Stated goal> Output an exact reproduction of the data.

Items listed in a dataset

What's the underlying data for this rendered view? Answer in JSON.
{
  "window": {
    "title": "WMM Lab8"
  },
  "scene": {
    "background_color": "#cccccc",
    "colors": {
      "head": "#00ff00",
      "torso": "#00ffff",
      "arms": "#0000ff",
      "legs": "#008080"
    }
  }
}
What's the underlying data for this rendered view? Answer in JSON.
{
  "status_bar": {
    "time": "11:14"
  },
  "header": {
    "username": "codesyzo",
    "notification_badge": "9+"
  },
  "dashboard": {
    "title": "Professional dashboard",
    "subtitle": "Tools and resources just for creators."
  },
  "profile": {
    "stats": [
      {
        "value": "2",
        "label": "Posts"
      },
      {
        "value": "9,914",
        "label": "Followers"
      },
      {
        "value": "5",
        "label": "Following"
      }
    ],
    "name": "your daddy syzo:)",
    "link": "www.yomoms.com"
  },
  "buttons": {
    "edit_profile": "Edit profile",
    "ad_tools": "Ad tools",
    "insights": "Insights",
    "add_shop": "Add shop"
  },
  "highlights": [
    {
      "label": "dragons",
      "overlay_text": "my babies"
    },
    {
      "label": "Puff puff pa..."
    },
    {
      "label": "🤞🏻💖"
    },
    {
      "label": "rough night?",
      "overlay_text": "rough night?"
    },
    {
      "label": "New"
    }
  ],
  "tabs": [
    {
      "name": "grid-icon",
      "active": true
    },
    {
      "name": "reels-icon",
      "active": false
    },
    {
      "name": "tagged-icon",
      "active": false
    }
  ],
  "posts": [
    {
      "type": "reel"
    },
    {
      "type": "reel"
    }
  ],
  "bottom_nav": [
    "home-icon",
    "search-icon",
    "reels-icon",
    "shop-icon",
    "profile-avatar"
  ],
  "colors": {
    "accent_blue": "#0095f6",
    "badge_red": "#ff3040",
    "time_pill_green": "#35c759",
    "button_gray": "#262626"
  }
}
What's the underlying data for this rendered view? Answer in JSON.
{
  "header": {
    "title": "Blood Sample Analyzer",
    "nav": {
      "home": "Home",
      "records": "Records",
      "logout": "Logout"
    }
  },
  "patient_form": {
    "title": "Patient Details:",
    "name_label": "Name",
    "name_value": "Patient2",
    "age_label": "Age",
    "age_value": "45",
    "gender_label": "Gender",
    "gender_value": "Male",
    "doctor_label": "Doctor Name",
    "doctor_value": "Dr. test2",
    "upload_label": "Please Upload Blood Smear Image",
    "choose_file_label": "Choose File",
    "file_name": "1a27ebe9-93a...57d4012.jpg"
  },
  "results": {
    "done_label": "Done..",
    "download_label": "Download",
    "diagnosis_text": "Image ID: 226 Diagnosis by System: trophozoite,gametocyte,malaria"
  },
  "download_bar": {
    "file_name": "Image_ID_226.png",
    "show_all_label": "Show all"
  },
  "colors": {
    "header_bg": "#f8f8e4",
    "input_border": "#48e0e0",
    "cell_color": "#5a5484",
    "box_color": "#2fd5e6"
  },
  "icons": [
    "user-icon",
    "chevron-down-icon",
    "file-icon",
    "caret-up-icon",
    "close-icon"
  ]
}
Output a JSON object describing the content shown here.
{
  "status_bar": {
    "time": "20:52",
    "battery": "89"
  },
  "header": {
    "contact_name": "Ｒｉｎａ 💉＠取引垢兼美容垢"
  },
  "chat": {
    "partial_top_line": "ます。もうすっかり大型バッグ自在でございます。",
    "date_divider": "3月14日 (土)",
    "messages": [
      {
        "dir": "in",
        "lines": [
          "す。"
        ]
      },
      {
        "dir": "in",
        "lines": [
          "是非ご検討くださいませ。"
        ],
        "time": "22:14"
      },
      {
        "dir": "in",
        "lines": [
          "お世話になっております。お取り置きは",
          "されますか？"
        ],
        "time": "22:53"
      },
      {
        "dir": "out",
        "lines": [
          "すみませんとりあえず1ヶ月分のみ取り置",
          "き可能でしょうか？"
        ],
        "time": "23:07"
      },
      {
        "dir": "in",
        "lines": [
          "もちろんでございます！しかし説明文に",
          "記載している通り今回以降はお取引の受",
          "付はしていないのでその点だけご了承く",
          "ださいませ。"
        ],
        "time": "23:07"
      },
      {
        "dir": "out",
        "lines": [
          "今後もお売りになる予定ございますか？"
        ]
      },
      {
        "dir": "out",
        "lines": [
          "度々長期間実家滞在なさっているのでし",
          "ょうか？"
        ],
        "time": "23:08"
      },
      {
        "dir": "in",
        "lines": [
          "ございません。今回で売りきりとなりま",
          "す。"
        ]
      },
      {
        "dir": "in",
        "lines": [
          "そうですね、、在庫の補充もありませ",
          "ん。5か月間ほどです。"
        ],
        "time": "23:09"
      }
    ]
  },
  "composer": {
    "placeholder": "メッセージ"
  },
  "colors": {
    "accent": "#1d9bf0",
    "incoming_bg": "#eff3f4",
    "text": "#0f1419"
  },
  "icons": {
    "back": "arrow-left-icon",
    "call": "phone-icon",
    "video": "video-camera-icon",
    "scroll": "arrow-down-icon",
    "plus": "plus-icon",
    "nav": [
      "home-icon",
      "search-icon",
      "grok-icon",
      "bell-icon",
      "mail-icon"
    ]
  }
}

Answer in full>
What's the underlying data for this rendered view? Answer in JSON.
{
  "window": {
    "title": "WMM Lab8"
  },
  "scene": {
    "background_color": "#cccccc",
    "colors": {
      "head": "#00ff00",
      "torso": "#00ffff",
      "arms": "#0000ff",
      "legs": "#008080"
    }
  }
}
What's the underlying data for this rendered view? Answer in JSON.
{
  "status_bar": {
    "time": "11:14"
  },
  "header": {
    "username": "codesyzo",
    "notification_badge": "9+"
  },
  "dashboard": {
    "title": "Professional dashboard",
    "subtitle": "Tools and resources just for creators."
  },
  "profile": {
    "stats": [
      {
        "value": "2",
        "label": "Posts"
      },
      {
        "value": "9,914",
        "label": "Followers"
      },
      {
        "value": "5",
        "label": "Following"
      }
    ],
    "name": "your daddy syzo:)",
    "link": "www.yomoms.com"
  },
  "buttons": {
    "edit_profile": "Edit profile",
    "ad_tools": "Ad tools",
    "insights": "Insights",
    "add_shop": "Add shop"
  },
  "highlights": [
    {
      "label": "dragons",
      "overlay_text": "my babies"
    },
    {
      "label": "Puff puff pa..."
    },
    {
      "label": "🤞🏻💖"
    },
    {
      "label": "rough night?",
      "overlay_text": "rough night?"
    },
    {
      "label": "New"
    }
  ],
  "tabs": [
    {
      "name": "grid-icon",
      "active": true
    },
    {
      "name": "reels-icon",
      "active": false
    },
    {
      "name": "tagged-icon",
      "active": false
    }
  ],
  "posts": [
    {
      "type": "reel"
    },
    {
      "type": "reel"
    }
  ],
  "bottom_nav": [
    "home-icon",
    "search-icon",
    "reels-icon",
    "shop-icon",
    "profile-avatar"
  ],
  "colors": {
    "accent_blue": "#0095f6",
    "badge_red": "#ff3040",
    "time_pill_green": "#35c759",
    "button_gray": "#262626"
  }
}
What's the underlying data for this rendered view? Answer in JSON.
{
  "header": {
    "title": "Blood Sample Analyzer",
    "nav": {
      "home": "Home",
      "records": "Records",
      "logout": "Logout"
    }
  },
  "patient_form": {
    "title": "Patient Details:",
    "name_label": "Name",
    "name_value": "Patient2",
    "age_label": "Age",
    "age_value": "45",
    "gender_label": "Gender",
    "gender_value": "Male",
    "doctor_label": "Doctor Name",
    "doctor_value": "Dr. test2",
    "upload_label": "Please Upload Blood Smear Image",
    "choose_file_label": "Choose File",
    "file_name": "1a27ebe9-93a...57d4012.jpg"
  },
  "results": {
    "done_label": "Done..",
    "download_label": "Download",
    "diagnosis_text": "Image ID: 226 Diagnosis by System: trophozoite,gametocyte,malaria"
  },
  "download_bar": {
    "file_name": "Image_ID_226.png",
    "show_all_label": "Show all"
  },
  "colors": {
    "header_bg": "#f8f8e4",
    "input_border": "#48e0e0",
    "cell_color": "#5a5484",
    "box_color": "#2fd5e6"
  },
  "icons": [
    "user-icon",
    "chevron-down-icon",
    "file-icon",
    "caret-up-icon",
    "close-icon"
  ]
}
Output a JSON object describing the content shown here.
{
  "status_bar": {
    "time": "20:52",
    "battery": "89"
  },
  "header": {
    "contact_name": "Ｒｉｎａ 💉＠取引垢兼美容垢"
  },
  "chat": {
    "partial_top_line": "ます。もうすっかり大型バッグ自在でございます。",
    "date_divider": "3月14日 (土)",
    "messages": [
      {
        "dir": "in",
        "lines": [
          "す。"
        ]
      },
      {
        "dir": "in",
        "lines": [
          "是非ご検討くださいませ。"
        ],
        "time": "22:14"
      },
      {
        "dir": "in",
        "lines": [
          "お世話になっております。お取り置きは",
          "されますか？"
        ],
        "time": "22:53"
      },
      {
        "dir": "out",
        "lines": [
          "すみませんとりあえず1ヶ月分のみ取り置",
          "き可能でしょうか？"
        ],
        "time": "23:07"
      },
      {
        "dir": "in",
        "lines": [
          "もちろんでございます！しかし説明文に",
          "記載している通り今回以降はお取引の受",
          "付はしていないのでその点だけご了承く",
          "ださいませ。"
        ],
        "time": "23:07"
      },
      {
        "dir": "out",
        "lines": [
          "今後もお売りになる予定ございますか？"
        ]
      },
      {
        "dir": "out",
        "lines": [
          "度々長期間実家滞在なさっているのでし",
          "ょうか？"
        ],
        "time": "23:08"
      },
      {
        "dir": "in",
        "lines": [
          "ございません。今回で売りきりとなりま",
          "す。"
        ]
      },
      {
        "dir": "in",
        "lines": [
          "そうですね、、在庫の補充もありませ",
          "ん。5か月間ほどです。"
        ],
        "time": "23:09"
      }
    ]
  },
  "composer": {
    "placeholder": "メッセージ"
  },
  "colors": {
    "accent": "#1d9bf0",
    "incoming_bg": "#eff3f4",
    "text": "#0f1419"
  },
  "icons": {
    "back": "arrow-left-icon",
    "call": "phone-icon",
    "video": "video-camera-icon",
    "scroll": "arrow-down-icon",
    "plus": "plus-icon",
    "nav": [
      "home-icon",
      "search-icon",
      "grok-icon",
      "bell-icon",
      "mail-icon"
    ]
  }
}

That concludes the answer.